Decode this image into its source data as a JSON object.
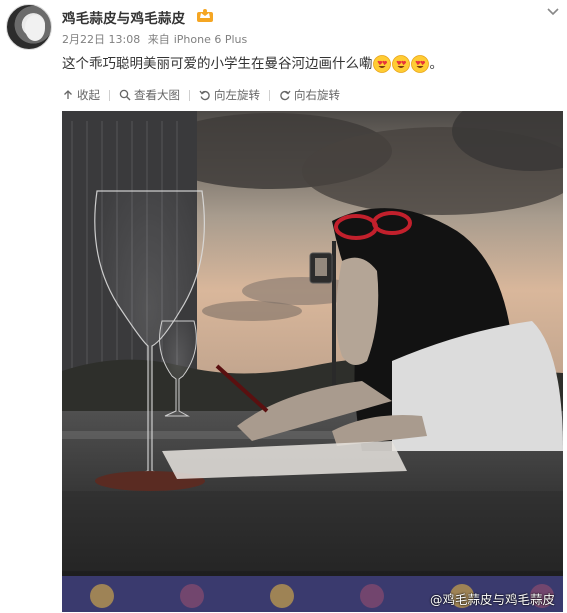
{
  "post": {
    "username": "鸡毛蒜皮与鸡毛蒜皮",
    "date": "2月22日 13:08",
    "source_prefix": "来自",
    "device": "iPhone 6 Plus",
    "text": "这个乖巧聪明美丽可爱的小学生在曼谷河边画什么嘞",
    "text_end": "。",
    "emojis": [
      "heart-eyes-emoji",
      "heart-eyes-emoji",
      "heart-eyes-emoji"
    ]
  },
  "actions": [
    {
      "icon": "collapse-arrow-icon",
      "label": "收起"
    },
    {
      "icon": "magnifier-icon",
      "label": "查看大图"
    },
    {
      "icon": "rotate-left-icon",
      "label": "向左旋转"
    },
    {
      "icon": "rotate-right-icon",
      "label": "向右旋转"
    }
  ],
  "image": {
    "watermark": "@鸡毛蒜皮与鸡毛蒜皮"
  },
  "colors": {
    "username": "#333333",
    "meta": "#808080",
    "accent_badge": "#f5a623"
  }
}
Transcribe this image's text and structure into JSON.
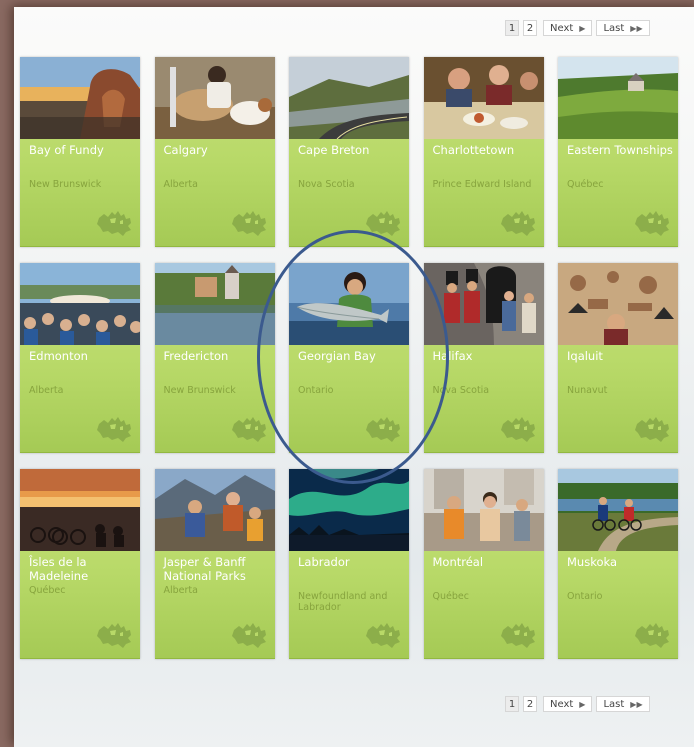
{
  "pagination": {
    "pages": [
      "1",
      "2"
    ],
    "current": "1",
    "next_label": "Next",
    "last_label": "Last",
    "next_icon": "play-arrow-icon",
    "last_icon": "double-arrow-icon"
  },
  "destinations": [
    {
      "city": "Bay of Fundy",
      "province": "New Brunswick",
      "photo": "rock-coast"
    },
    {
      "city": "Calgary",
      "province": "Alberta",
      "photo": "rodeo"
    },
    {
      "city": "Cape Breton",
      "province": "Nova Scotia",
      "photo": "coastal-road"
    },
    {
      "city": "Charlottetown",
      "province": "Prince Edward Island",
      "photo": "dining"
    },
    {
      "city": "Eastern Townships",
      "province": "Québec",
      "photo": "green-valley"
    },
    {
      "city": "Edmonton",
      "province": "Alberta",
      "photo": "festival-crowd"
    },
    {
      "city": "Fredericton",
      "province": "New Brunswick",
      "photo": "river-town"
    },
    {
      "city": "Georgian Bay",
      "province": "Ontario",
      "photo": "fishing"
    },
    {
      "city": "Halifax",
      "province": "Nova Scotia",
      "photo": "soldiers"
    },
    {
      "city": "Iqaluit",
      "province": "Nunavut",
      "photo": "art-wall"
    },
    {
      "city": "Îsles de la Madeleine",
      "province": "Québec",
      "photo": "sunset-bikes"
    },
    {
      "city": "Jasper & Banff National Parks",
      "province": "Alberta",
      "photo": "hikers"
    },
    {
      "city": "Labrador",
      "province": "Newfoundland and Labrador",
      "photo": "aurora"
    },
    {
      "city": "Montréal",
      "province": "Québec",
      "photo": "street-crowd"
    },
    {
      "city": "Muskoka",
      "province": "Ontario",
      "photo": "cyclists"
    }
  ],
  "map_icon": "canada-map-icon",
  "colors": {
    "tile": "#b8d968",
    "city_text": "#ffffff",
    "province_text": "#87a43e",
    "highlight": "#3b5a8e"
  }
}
--
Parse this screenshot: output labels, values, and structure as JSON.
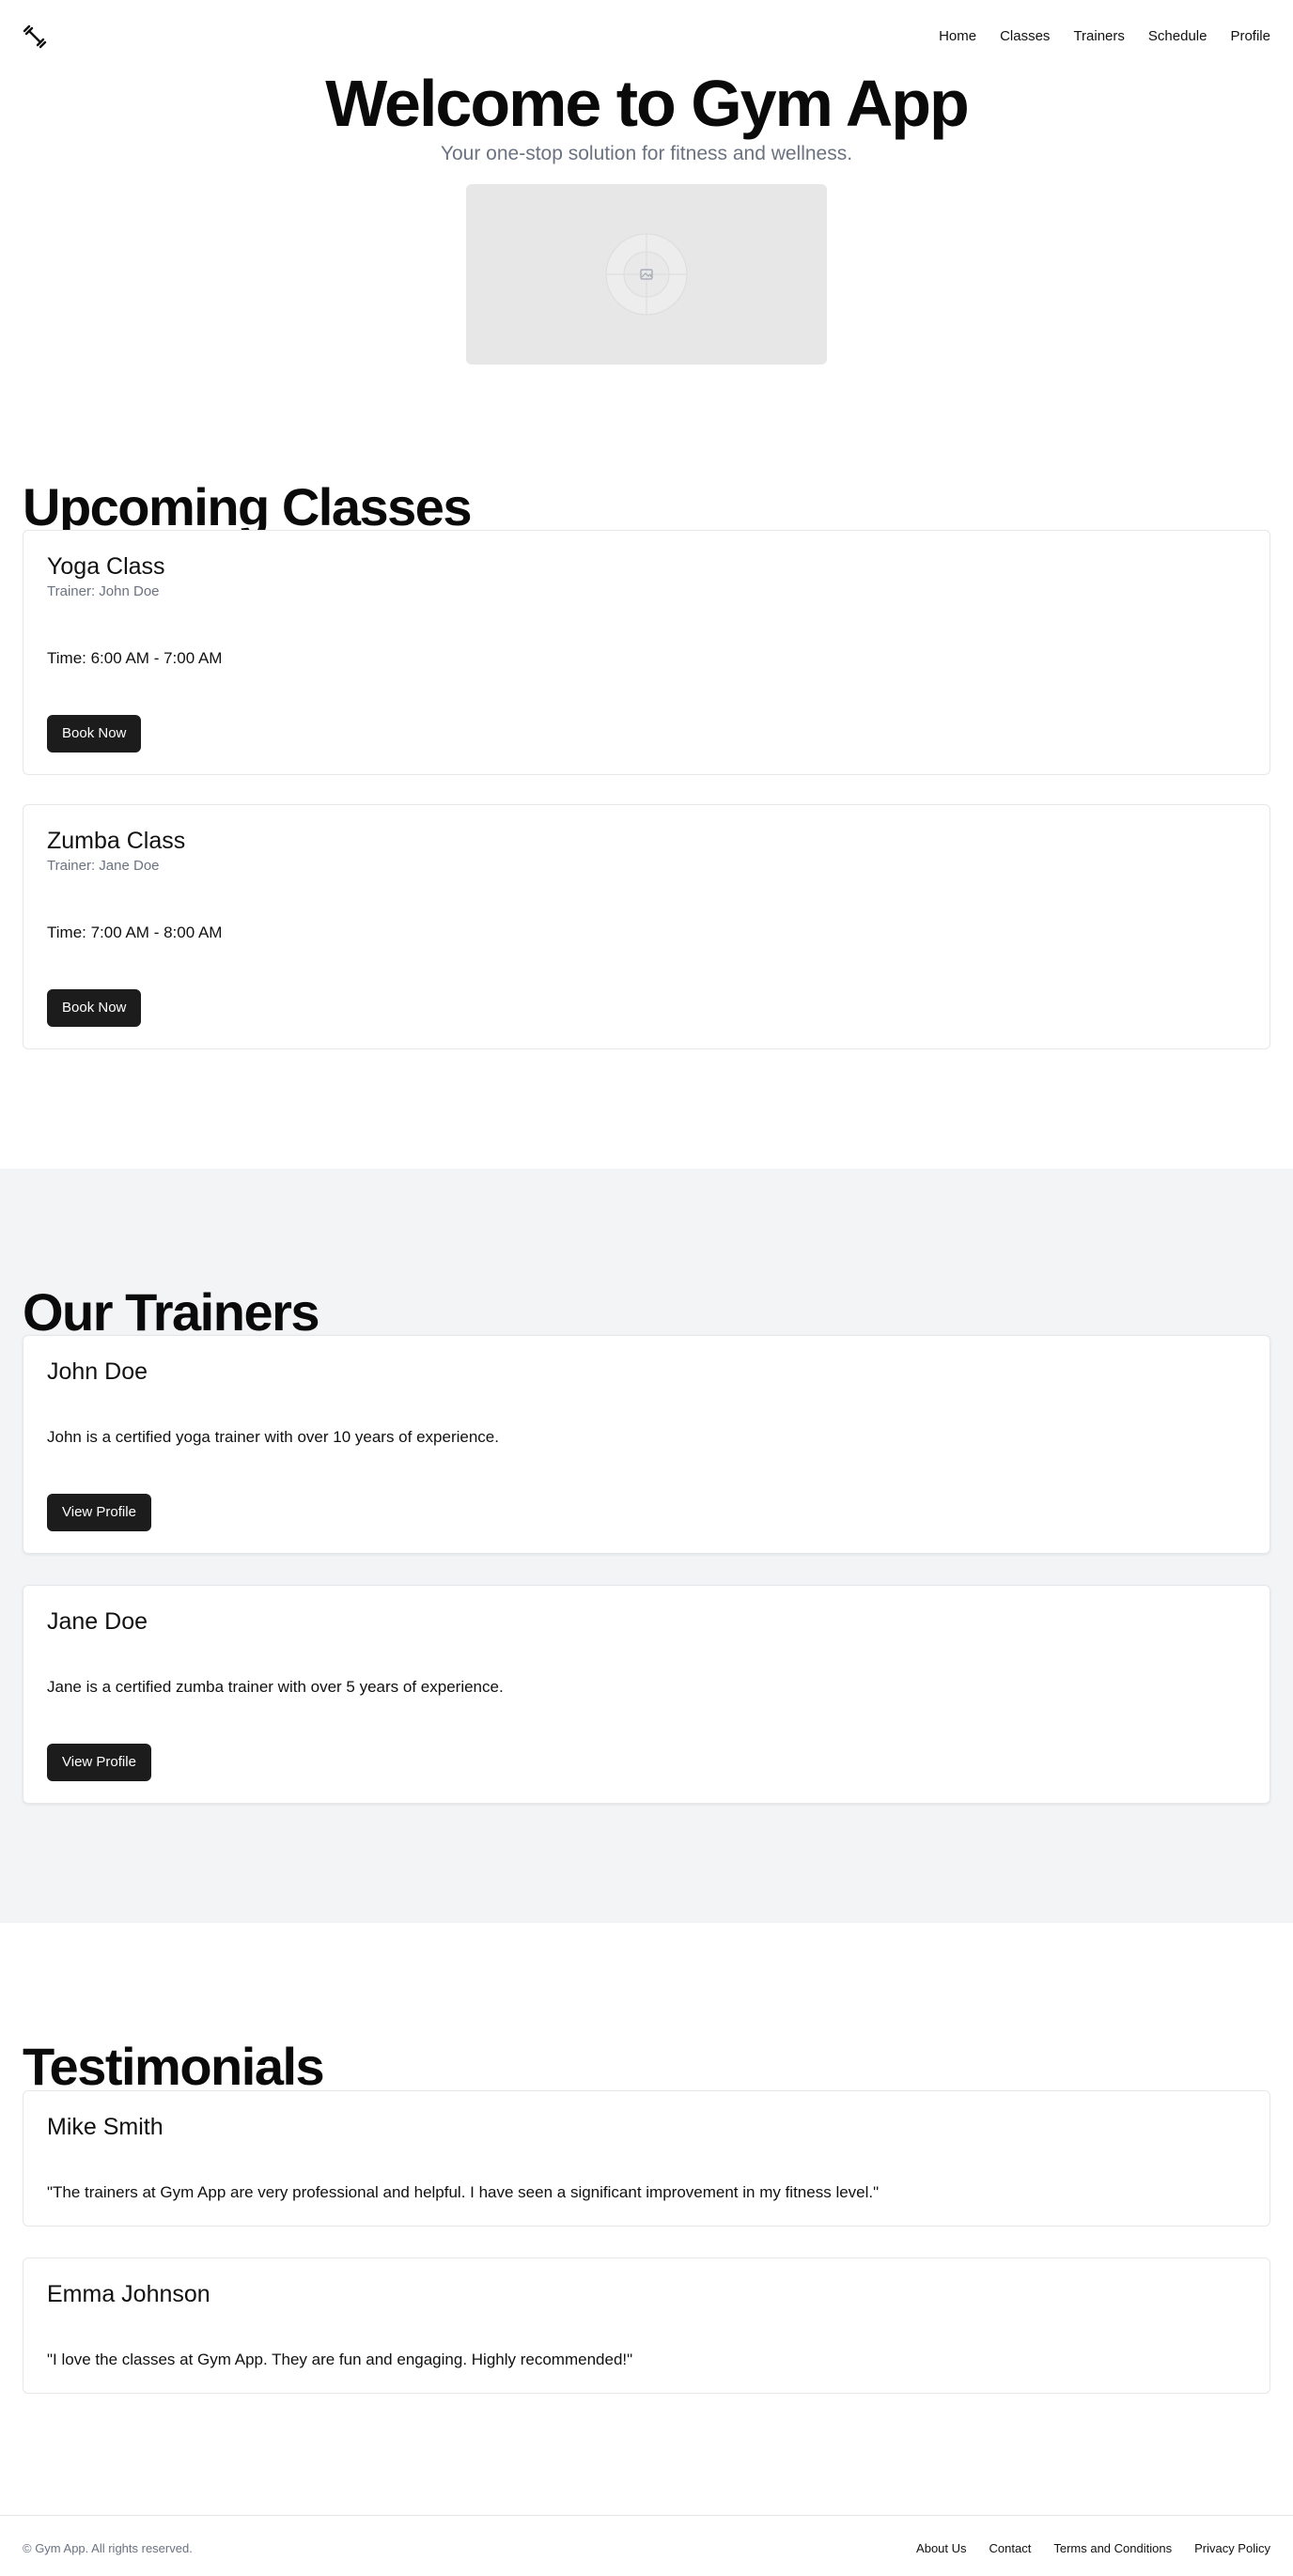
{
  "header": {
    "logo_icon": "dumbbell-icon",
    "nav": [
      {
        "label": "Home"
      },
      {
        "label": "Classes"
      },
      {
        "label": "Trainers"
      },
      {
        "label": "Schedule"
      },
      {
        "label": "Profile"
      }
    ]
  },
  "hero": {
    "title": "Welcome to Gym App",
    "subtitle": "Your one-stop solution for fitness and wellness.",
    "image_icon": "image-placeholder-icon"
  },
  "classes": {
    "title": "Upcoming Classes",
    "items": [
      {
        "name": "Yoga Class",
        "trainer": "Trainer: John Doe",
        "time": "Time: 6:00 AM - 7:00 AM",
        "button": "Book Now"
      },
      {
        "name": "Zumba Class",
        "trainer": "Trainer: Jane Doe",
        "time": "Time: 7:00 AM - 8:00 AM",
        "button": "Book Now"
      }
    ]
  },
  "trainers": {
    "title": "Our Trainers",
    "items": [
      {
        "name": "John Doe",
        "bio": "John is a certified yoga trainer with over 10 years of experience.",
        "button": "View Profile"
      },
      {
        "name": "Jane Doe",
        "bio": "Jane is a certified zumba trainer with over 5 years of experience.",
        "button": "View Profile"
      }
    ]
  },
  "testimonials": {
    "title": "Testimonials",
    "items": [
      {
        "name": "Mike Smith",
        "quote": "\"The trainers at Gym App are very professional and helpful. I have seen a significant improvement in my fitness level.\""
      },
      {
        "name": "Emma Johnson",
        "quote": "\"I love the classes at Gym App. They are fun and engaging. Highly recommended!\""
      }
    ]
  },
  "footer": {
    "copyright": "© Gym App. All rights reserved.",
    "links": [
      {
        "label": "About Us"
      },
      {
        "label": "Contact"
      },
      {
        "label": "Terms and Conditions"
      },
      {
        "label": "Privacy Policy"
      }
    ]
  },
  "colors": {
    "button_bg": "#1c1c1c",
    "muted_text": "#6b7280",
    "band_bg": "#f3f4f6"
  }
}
--
**EXERCISE PROMPT**
Copy every line of the entries above in which "with" occurs.

**EXERCISE ANSWER**
        "bio": "John is a certified yoga trainer with over 10 years of experience.",
        "bio": "Jane is a certified zumba trainer with over 5 years of experience.",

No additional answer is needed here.